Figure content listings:

--------------------------------------------------

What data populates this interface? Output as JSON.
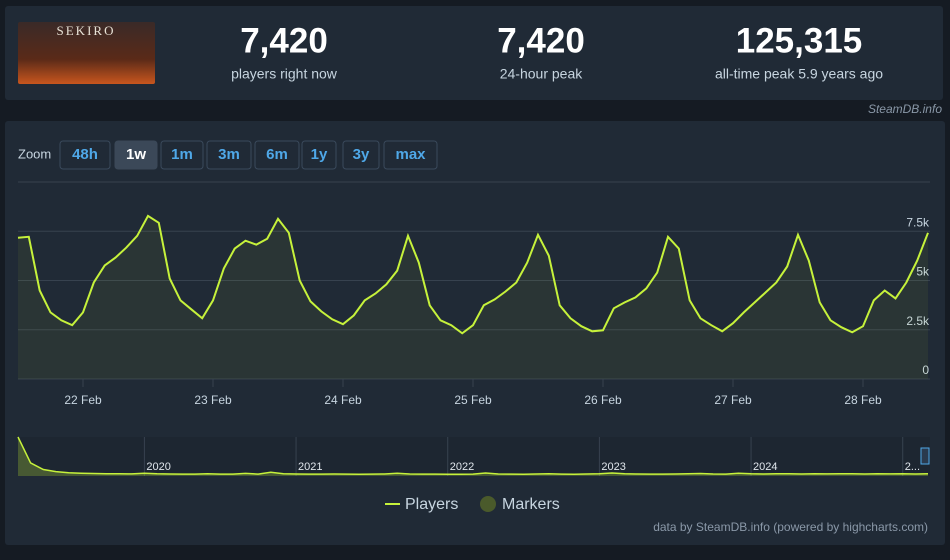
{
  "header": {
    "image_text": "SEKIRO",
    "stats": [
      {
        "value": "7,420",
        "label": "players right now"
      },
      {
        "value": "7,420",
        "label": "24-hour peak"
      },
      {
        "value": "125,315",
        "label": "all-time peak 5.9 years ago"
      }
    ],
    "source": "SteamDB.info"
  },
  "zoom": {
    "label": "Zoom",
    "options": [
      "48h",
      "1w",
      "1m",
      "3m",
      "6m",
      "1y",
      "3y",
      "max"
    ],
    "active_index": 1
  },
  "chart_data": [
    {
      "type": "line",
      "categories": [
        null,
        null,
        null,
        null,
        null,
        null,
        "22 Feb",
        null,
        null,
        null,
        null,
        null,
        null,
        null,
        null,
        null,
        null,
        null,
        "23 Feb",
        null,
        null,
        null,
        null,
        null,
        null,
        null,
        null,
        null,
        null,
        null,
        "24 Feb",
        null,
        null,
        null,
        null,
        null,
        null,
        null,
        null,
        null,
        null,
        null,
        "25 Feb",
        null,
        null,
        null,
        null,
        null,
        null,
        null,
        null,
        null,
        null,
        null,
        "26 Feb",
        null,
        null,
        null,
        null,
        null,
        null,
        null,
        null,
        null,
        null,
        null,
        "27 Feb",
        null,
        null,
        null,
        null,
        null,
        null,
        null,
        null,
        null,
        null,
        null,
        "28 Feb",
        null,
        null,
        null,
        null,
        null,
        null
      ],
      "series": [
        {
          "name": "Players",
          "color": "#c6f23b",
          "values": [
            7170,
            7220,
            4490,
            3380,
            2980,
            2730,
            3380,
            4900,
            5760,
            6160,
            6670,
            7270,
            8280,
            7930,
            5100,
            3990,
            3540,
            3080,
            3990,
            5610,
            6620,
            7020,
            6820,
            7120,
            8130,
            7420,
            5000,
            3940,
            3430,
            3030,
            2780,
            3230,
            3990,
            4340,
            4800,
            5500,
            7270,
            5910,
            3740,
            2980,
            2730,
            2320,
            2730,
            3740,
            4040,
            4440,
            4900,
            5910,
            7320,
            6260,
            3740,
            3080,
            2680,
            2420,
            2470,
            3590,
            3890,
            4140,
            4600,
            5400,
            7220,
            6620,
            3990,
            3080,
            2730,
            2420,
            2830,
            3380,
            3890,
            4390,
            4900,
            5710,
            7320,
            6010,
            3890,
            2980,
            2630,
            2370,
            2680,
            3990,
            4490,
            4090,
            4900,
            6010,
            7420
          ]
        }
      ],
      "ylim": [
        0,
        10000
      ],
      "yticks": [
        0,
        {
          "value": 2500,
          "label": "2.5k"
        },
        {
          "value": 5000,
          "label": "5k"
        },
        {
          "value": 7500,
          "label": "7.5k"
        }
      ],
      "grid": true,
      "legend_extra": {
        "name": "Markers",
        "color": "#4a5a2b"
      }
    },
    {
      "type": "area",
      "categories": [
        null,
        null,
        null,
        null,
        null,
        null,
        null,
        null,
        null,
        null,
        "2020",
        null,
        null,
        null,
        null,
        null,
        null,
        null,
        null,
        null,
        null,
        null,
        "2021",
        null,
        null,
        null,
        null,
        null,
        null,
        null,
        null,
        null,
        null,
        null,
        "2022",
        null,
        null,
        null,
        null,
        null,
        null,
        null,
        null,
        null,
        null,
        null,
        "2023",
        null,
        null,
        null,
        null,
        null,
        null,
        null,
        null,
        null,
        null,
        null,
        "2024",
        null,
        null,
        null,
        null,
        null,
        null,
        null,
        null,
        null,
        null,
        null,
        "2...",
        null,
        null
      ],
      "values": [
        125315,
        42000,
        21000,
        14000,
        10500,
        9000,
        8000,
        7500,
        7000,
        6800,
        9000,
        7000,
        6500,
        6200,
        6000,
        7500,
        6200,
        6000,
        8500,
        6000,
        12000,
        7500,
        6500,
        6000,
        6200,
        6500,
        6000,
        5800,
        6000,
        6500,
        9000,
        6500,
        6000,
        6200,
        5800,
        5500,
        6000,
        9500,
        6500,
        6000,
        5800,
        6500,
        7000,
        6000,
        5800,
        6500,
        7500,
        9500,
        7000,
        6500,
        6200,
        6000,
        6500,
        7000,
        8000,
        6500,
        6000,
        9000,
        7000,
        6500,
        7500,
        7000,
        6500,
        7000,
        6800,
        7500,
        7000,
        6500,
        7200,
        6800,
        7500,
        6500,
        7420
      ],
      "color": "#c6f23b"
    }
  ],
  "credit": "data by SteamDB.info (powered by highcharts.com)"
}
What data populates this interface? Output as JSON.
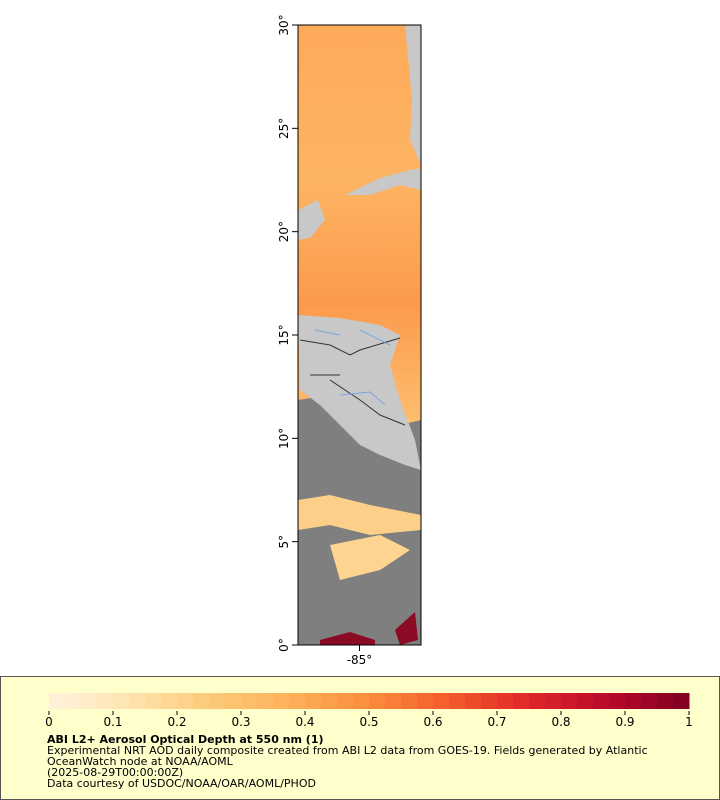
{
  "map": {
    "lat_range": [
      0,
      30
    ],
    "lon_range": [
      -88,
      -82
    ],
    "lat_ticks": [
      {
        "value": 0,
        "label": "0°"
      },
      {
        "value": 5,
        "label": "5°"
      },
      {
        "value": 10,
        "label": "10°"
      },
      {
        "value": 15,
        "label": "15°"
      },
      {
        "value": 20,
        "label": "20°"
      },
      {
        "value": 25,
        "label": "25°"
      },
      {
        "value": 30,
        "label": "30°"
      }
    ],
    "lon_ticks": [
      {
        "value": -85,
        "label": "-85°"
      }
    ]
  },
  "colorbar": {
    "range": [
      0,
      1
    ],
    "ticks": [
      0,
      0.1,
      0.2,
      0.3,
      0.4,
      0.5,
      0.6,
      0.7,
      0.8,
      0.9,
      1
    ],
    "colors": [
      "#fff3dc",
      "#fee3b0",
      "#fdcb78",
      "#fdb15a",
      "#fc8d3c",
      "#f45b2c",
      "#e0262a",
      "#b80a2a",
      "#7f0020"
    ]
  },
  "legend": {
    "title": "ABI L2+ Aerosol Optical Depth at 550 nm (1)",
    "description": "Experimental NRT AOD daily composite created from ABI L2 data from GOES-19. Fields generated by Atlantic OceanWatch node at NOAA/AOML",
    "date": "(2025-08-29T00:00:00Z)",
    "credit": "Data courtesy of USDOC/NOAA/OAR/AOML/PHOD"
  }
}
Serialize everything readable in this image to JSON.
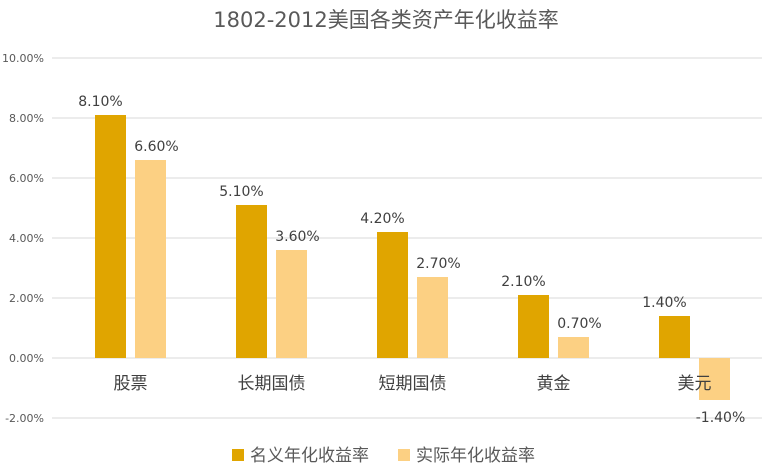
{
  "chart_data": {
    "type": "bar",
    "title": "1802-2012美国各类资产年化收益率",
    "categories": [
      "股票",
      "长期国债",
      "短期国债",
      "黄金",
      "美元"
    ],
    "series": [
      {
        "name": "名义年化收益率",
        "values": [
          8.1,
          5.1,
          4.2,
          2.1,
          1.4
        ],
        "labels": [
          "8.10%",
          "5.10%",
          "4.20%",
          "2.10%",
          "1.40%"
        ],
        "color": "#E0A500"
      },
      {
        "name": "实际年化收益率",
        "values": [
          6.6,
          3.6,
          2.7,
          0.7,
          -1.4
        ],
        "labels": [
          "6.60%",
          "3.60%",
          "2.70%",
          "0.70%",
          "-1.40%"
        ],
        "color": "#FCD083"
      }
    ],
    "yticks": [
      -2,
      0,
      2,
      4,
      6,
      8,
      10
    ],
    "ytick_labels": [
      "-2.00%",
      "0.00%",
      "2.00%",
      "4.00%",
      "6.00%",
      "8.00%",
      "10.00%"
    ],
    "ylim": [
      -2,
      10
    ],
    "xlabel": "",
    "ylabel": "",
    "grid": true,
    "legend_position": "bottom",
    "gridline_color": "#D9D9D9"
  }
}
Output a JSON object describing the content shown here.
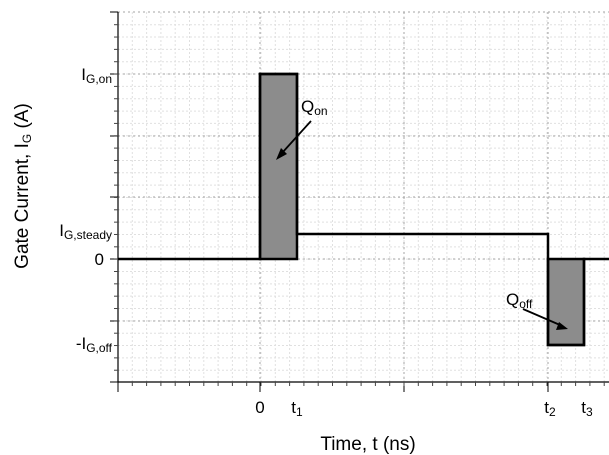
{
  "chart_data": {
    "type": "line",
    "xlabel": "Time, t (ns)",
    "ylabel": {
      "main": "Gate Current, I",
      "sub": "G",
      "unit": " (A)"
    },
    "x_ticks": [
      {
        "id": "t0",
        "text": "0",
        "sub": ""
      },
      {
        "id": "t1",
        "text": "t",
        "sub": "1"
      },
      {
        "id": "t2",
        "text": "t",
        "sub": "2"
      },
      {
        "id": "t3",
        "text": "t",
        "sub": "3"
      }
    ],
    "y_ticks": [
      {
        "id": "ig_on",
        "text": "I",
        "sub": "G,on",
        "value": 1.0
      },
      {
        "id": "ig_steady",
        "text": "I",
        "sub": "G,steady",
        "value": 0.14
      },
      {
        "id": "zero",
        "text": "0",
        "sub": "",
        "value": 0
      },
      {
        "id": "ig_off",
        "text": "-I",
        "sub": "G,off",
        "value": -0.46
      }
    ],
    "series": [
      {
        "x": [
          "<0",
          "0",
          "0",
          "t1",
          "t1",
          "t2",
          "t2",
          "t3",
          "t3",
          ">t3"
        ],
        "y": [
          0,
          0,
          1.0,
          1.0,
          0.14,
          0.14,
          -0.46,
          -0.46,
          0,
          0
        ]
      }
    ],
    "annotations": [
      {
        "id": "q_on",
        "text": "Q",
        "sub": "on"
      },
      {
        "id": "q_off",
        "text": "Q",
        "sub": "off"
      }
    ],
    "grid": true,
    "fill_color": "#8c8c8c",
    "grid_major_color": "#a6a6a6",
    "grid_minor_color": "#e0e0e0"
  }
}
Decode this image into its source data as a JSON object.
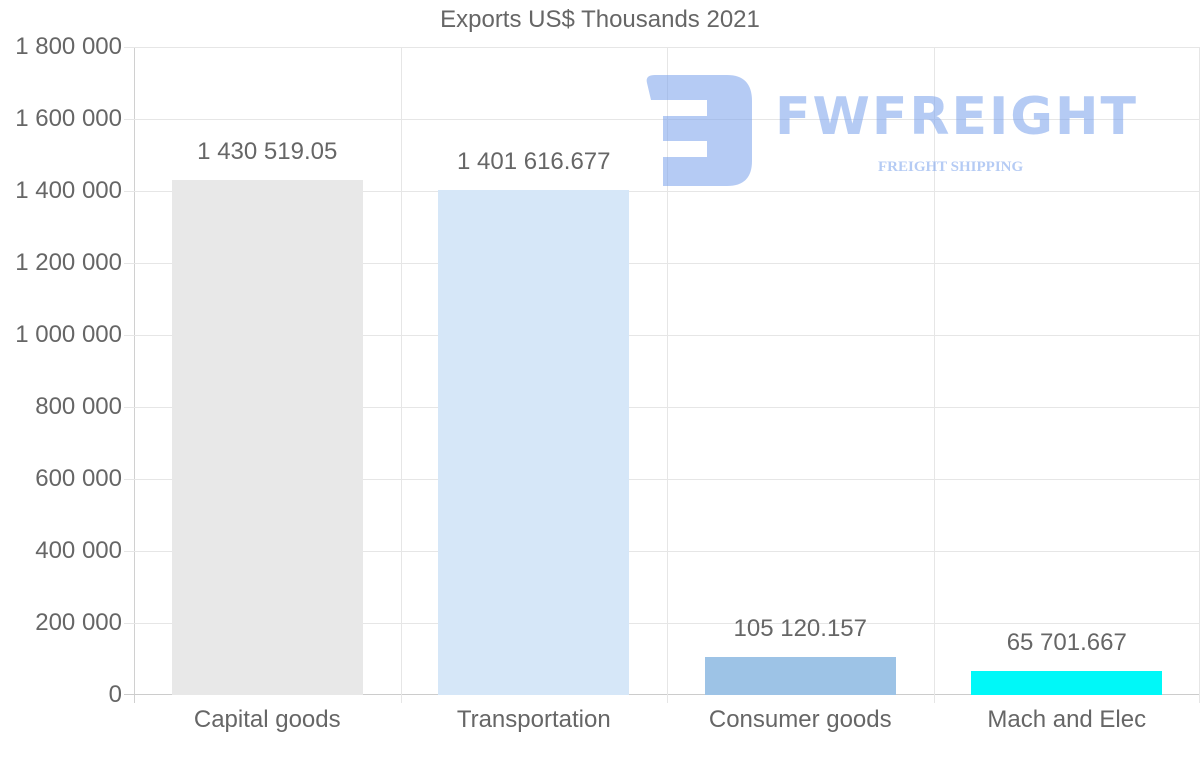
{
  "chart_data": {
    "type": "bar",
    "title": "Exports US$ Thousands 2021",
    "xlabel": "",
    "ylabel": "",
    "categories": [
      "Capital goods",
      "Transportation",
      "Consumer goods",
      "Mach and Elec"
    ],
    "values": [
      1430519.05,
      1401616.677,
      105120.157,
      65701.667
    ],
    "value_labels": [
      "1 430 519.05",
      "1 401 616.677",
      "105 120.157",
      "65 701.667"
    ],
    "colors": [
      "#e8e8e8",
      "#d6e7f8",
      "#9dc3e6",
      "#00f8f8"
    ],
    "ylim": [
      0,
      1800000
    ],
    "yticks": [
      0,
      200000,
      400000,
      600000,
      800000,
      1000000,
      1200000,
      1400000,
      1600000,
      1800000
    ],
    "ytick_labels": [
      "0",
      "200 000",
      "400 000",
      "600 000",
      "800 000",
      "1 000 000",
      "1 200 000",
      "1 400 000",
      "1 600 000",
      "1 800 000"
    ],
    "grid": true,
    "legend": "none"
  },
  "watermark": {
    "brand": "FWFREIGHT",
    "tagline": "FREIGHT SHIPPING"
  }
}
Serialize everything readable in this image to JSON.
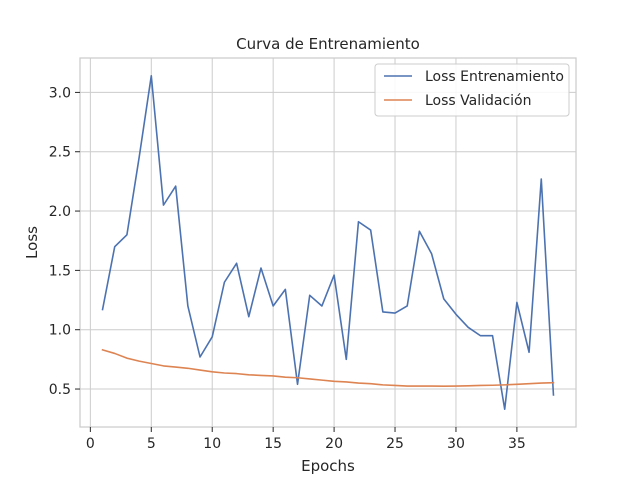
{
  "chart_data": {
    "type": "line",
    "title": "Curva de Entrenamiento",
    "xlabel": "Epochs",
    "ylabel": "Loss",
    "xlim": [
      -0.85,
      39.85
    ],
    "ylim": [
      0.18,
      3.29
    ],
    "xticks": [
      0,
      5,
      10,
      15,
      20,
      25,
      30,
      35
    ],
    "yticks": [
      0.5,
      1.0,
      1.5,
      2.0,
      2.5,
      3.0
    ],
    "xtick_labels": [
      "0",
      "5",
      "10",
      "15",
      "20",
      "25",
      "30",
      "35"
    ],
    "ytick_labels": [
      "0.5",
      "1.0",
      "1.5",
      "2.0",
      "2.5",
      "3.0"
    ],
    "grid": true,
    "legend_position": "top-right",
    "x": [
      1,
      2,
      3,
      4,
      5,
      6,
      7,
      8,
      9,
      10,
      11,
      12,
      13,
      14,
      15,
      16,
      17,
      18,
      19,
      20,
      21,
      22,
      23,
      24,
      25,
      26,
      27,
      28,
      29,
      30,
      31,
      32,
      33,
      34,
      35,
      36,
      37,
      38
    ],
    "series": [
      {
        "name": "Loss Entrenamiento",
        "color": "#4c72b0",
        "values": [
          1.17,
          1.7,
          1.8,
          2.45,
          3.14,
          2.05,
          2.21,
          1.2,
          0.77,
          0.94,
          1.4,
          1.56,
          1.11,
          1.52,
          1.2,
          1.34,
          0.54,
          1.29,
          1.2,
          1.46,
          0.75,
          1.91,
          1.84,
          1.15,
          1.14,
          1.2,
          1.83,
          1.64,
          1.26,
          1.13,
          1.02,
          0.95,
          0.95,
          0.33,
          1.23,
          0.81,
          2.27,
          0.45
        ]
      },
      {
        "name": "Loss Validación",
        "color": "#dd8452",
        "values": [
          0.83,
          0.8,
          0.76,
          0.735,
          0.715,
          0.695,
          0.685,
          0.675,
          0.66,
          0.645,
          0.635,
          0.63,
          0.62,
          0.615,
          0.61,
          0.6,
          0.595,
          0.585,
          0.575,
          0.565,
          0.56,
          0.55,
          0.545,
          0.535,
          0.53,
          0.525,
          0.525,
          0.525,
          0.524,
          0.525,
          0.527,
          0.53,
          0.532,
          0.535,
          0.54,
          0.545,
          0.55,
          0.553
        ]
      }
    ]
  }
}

--------------------------------------------------

TASK STATEMENT:
Select every line of the material above holding the word "AOML" and copy it.

TASK RESULT:
    "description": "Experimental NRT AOD daily composite created from ABI L2 data from GOES-19. Fields generated by Atlantic OceanWatch node at NOAA/AOML",
    "credit": "Data courtesy of USDOC/NOAA/OAR/AOML/PHOD"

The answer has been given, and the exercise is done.